Records from a data collection

·····

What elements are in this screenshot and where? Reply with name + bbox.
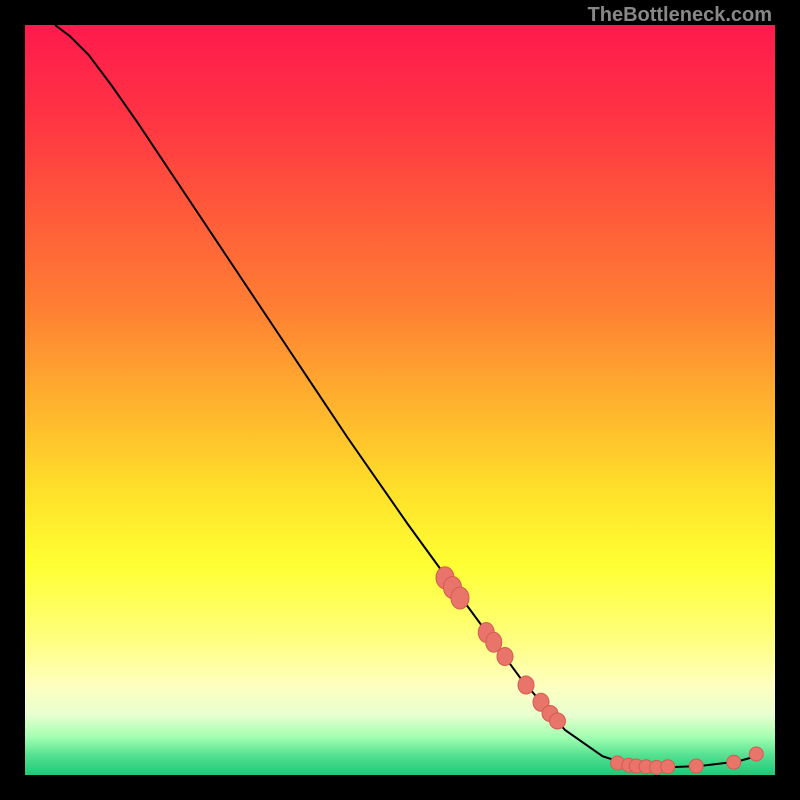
- bottleneck-chart: [25, 25, 775, 775]
- data-marker: [661, 760, 675, 774]
- watermark-text: TheBottleneck.com: [588, 4, 772, 27]
- main-curve: [55, 25, 756, 768]
- chart-curve-layer: [25, 25, 775, 775]
- data-marker: [689, 759, 703, 773]
- data-marker: [451, 587, 469, 609]
- data-marker: [550, 713, 566, 729]
- data-marker: [749, 747, 763, 761]
- data-marker: [486, 632, 502, 652]
- data-marker: [497, 648, 513, 666]
- data-marker: [727, 755, 741, 769]
- data-marker: [518, 676, 534, 694]
- marker-group: [436, 567, 763, 775]
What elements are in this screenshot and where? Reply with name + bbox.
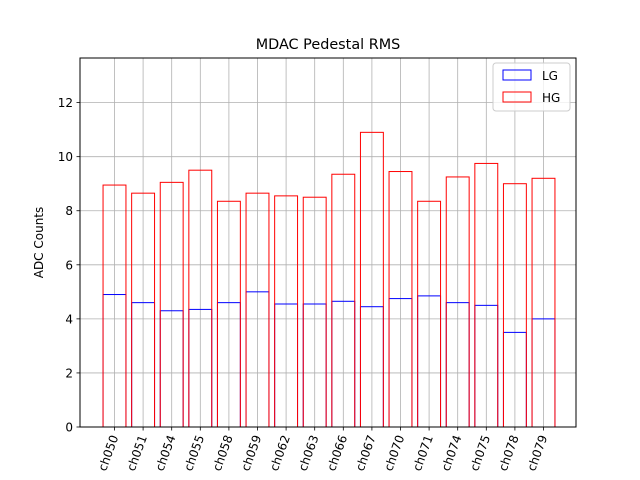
legend-label-lg: LG [542,69,558,83]
x-tick-label: ch071 [410,433,436,473]
chart-title: MDAC Pedestal RMS [256,37,401,53]
legend-box [492,62,571,112]
y-tick-label: 2 [65,366,73,380]
y-tick-label: 6 [65,258,73,272]
x-tick-label: ch079 [524,433,550,473]
y-tick-label: 0 [65,421,73,435]
y-tick-label: 12 [58,96,73,110]
x-tick-label: ch070 [381,433,407,473]
y-tick-label: 4 [65,312,73,326]
legend-swatch-hg [502,91,532,103]
x-tick-label: ch059 [238,433,264,473]
plot-frame [79,57,577,428]
bars [102,131,556,428]
x-tick-label: ch066 [324,433,350,473]
x-tick-label: ch067 [353,433,379,473]
x-tick-label: ch058 [210,433,236,473]
x-tick-label: ch054 [153,433,179,473]
x-tick-label: ch062 [267,433,293,473]
x-tick-label: ch063 [296,433,322,473]
legend-label-hg: HG [542,91,560,105]
x-tick-label: ch050 [95,433,121,473]
grid [80,58,576,428]
y-axis: 0 2 4 6 8 10 12 [58,96,80,435]
legend-swatch-lg [502,69,532,81]
y-tick-label: 10 [58,150,73,164]
x-tick-label: ch075 [467,433,493,473]
x-tick-label: ch051 [124,433,150,473]
y-tick-label: 8 [65,204,73,218]
x-tick-label: ch055 [181,433,207,473]
x-axis: ch050 ch051 ch054 ch055 ch058 ch059 ch062 ch063… [95,427,550,473]
x-tick-label: ch078 [496,433,522,473]
legend: LG HG [492,62,571,112]
y-axis-label: ADC Counts [32,207,46,279]
x-tick-label: ch074 [439,433,465,473]
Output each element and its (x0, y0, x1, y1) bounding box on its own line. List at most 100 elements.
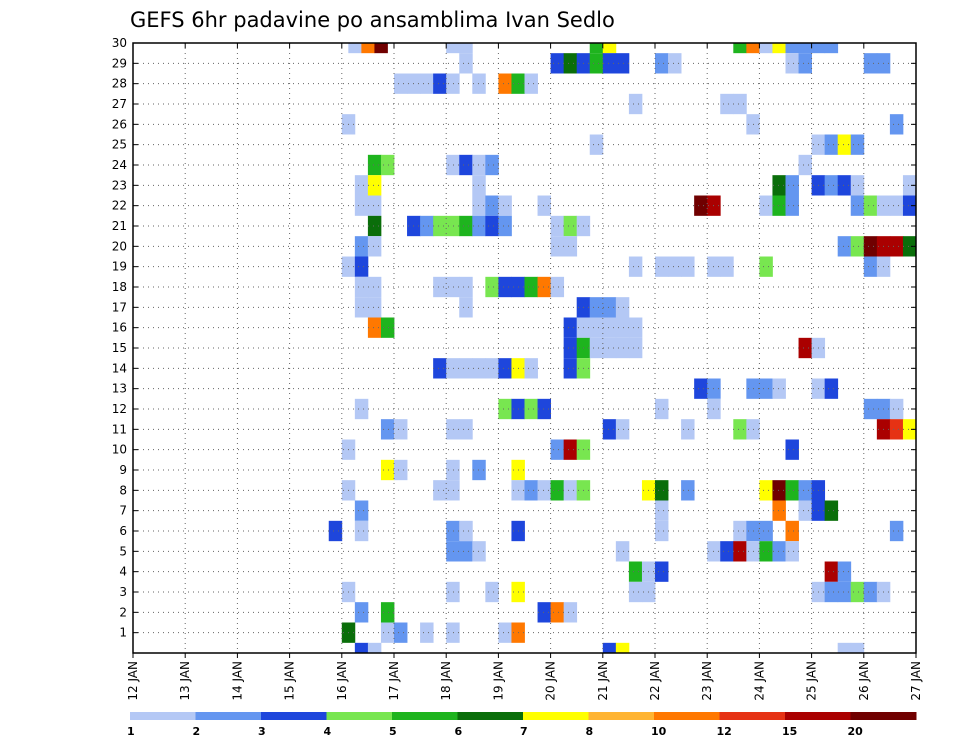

·····

§ Requirements
Repeat every one of the lines above word for word. Leave out the pictures.

§ Exercise output
What elements are in this screenshot and where? Reply with name + bbox.
- bottleneck-chart: [25, 25, 775, 775]
- data-marker: [661, 760, 675, 774]
- watermark-text: TheBottleneck.com: [588, 4, 772, 27]
- main-curve: [55, 25, 756, 768]
- chart-curve-layer: [25, 25, 775, 775]
- data-marker: [689, 759, 703, 773]
- data-marker: [451, 587, 469, 609]
- data-marker: [550, 713, 566, 729]
- data-marker: [749, 747, 763, 761]
- data-marker: [486, 632, 502, 652]
- data-marker: [497, 648, 513, 666]
- data-marker: [727, 755, 741, 769]
- data-marker: [518, 676, 534, 694]
- marker-group: [436, 567, 763, 775]
What elements are in this screenshot and where? Reply with name + bbox.
legend-label-lg: LG [542,69,558,83]
x-tick-label: ch071 [410,433,436,473]
chart-title: MDAC Pedestal RMS [256,37,401,53]
legend-box [492,62,571,112]
y-tick-label: 2 [65,366,73,380]
y-tick-label: 6 [65,258,73,272]
x-tick-label: ch079 [524,433,550,473]
y-tick-label: 0 [65,421,73,435]
y-tick-label: 12 [58,96,73,110]
x-tick-label: ch070 [381,433,407,473]
y-tick-label: 4 [65,312,73,326]
legend-swatch-hg [502,91,532,103]
x-tick-label: ch059 [238,433,264,473]
plot-frame [79,57,577,428]
bars [102,131,556,428]
x-tick-label: ch066 [324,433,350,473]
x-tick-label: ch067 [353,433,379,473]
x-tick-label: ch058 [210,433,236,473]
x-tick-label: ch054 [153,433,179,473]
x-tick-label: ch062 [267,433,293,473]
x-tick-label: ch063 [296,433,322,473]
legend-label-hg: HG [542,91,560,105]
x-tick-label: ch050 [95,433,121,473]
grid [80,58,576,428]
y-axis: 0 2 4 6 8 10 12 [58,96,80,435]
legend-swatch-lg [502,69,532,81]
y-tick-label: 10 [58,150,73,164]
x-tick-label: ch075 [467,433,493,473]
x-tick-label: ch051 [124,433,150,473]
y-tick-label: 8 [65,204,73,218]
x-tick-label: ch055 [181,433,207,473]
x-axis: ch050 ch051 ch054 ch055 ch058 ch059 ch062 ch063… [95,427,550,473]
x-tick-label: ch078 [496,433,522,473]
legend: LG HG [492,62,571,112]
y-axis-label: ADC Counts [32,207,46,279]
x-tick-label: ch074 [439,433,465,473]
Output each element and its (x0, y0, x1, y1) bounding box on its own line. List at most 100 elements.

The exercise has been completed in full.